> _WHAT IS EXPECTED_
Scan the lines below for the string "value" and report how many lines contain it, giving only the number.

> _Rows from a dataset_
--

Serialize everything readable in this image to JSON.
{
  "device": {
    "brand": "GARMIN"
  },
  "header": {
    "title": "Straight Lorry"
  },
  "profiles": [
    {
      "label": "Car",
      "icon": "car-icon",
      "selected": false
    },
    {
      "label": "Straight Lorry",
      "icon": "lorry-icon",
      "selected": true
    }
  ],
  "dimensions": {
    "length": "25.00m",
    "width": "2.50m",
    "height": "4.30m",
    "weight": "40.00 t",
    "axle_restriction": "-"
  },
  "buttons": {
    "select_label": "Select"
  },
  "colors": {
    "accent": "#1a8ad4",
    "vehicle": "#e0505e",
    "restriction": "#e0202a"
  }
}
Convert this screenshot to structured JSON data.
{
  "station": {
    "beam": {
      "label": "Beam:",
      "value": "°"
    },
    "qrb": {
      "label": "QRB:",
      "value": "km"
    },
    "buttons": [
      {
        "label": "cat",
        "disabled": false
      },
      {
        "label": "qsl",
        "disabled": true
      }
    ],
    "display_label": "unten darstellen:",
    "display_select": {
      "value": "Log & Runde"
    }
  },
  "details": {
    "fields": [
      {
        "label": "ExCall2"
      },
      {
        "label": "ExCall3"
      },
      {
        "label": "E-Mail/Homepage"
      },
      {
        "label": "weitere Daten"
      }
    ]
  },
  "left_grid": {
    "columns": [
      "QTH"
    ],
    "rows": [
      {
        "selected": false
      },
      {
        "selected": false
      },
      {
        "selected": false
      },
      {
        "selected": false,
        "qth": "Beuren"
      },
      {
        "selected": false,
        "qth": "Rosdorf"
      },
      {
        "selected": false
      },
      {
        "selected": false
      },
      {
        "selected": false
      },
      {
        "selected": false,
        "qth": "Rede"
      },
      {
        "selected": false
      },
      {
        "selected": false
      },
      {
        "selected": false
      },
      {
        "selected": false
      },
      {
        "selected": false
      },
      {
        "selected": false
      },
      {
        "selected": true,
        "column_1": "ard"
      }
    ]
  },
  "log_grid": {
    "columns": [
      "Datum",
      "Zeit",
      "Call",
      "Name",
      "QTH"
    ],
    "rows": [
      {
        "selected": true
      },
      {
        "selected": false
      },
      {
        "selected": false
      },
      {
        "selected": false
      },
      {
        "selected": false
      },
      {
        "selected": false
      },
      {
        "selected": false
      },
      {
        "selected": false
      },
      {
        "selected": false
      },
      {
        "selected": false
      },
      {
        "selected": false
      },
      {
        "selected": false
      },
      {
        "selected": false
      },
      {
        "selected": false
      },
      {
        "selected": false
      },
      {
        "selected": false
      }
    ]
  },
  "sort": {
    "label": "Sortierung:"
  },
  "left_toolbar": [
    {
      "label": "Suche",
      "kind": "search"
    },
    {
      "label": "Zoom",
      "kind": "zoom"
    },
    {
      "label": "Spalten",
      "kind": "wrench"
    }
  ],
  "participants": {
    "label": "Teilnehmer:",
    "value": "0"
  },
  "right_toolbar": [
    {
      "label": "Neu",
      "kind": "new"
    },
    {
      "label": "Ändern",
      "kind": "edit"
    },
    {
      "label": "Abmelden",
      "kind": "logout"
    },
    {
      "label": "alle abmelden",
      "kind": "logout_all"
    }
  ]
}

--

> _TASK ANSWER_
4